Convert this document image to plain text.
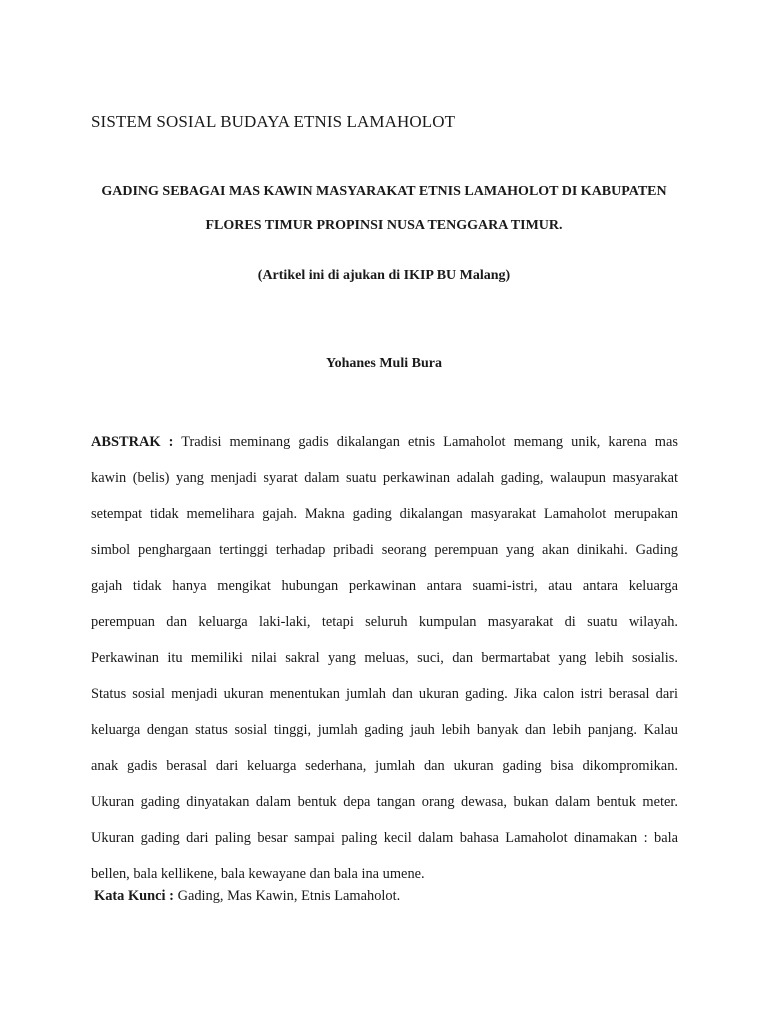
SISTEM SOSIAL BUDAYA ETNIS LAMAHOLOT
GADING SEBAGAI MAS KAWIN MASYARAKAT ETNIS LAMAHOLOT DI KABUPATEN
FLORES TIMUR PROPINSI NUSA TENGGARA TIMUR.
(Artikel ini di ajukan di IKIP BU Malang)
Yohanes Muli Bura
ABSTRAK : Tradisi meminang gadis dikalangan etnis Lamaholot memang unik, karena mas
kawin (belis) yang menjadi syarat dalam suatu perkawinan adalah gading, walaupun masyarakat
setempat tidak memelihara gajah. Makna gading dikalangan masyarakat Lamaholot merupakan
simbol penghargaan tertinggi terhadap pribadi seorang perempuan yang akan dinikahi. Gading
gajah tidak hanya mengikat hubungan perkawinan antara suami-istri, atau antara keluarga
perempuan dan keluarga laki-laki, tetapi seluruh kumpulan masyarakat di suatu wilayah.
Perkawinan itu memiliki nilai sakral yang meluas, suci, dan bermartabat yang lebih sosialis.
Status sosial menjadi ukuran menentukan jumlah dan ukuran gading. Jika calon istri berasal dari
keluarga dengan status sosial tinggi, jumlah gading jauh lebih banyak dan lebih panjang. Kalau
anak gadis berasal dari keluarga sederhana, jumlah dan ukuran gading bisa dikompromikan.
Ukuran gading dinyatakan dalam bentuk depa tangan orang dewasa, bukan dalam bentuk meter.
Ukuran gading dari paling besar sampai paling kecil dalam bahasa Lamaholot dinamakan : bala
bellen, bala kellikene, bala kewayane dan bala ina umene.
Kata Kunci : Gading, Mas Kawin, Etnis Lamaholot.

--*--

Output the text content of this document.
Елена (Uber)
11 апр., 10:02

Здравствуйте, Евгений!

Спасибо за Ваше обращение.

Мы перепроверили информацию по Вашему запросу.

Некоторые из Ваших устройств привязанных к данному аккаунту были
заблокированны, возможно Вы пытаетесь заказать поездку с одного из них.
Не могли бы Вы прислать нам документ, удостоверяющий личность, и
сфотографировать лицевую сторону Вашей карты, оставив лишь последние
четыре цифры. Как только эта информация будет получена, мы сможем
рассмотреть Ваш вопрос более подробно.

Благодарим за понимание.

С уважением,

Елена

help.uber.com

--*--

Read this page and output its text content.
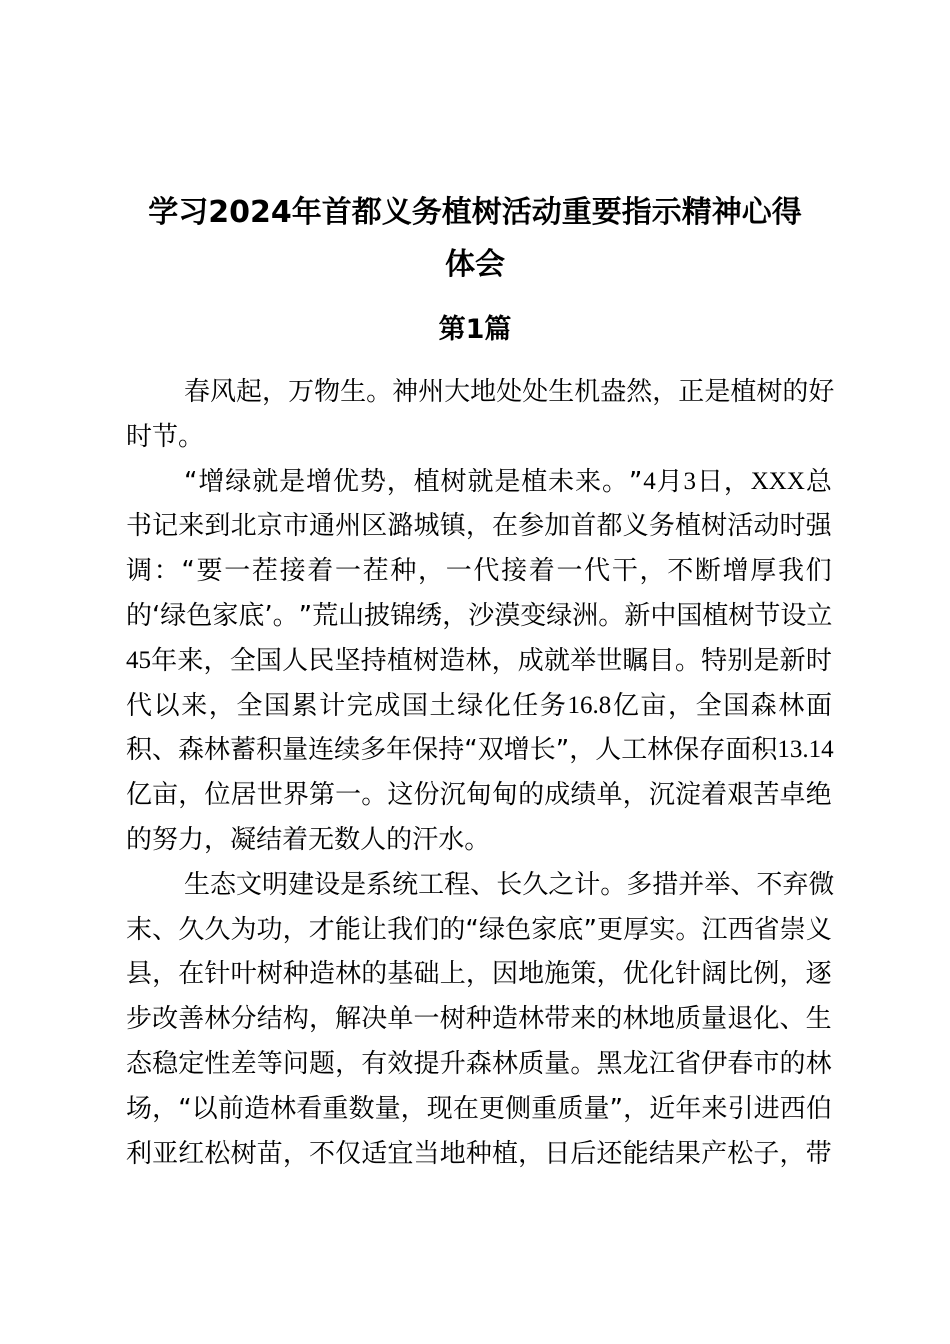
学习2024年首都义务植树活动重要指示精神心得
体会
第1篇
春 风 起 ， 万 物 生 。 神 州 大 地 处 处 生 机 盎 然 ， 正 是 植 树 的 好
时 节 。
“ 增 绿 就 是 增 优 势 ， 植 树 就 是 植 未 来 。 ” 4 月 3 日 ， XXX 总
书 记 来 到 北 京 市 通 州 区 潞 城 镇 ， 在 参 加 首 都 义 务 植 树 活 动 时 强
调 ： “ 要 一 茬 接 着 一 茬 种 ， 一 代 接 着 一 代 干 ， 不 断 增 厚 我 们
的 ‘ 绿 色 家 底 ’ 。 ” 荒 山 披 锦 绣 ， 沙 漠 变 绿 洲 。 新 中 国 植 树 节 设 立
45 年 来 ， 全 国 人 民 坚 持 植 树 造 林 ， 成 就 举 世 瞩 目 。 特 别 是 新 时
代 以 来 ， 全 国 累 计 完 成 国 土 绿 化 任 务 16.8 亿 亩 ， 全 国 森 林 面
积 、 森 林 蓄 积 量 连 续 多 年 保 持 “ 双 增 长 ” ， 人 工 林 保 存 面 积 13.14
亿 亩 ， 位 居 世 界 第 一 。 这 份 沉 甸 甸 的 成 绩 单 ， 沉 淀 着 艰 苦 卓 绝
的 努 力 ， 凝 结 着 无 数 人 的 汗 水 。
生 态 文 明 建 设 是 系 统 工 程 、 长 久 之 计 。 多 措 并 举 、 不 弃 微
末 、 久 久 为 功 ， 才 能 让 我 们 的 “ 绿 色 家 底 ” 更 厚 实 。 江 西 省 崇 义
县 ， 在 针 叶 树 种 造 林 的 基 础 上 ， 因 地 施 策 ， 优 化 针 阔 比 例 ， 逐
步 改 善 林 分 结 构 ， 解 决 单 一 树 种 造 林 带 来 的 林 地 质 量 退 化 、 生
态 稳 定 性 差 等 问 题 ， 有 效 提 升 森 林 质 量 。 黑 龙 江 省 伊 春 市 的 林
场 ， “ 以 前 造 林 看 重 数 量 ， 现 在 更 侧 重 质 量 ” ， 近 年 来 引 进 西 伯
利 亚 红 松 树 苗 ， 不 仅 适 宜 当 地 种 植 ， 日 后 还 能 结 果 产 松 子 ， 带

--*--

◆ **Aim**:
Return each line that includes "document".

◆ **Problem solution**:
Convert this document image to plain text.
Output the text content of this document.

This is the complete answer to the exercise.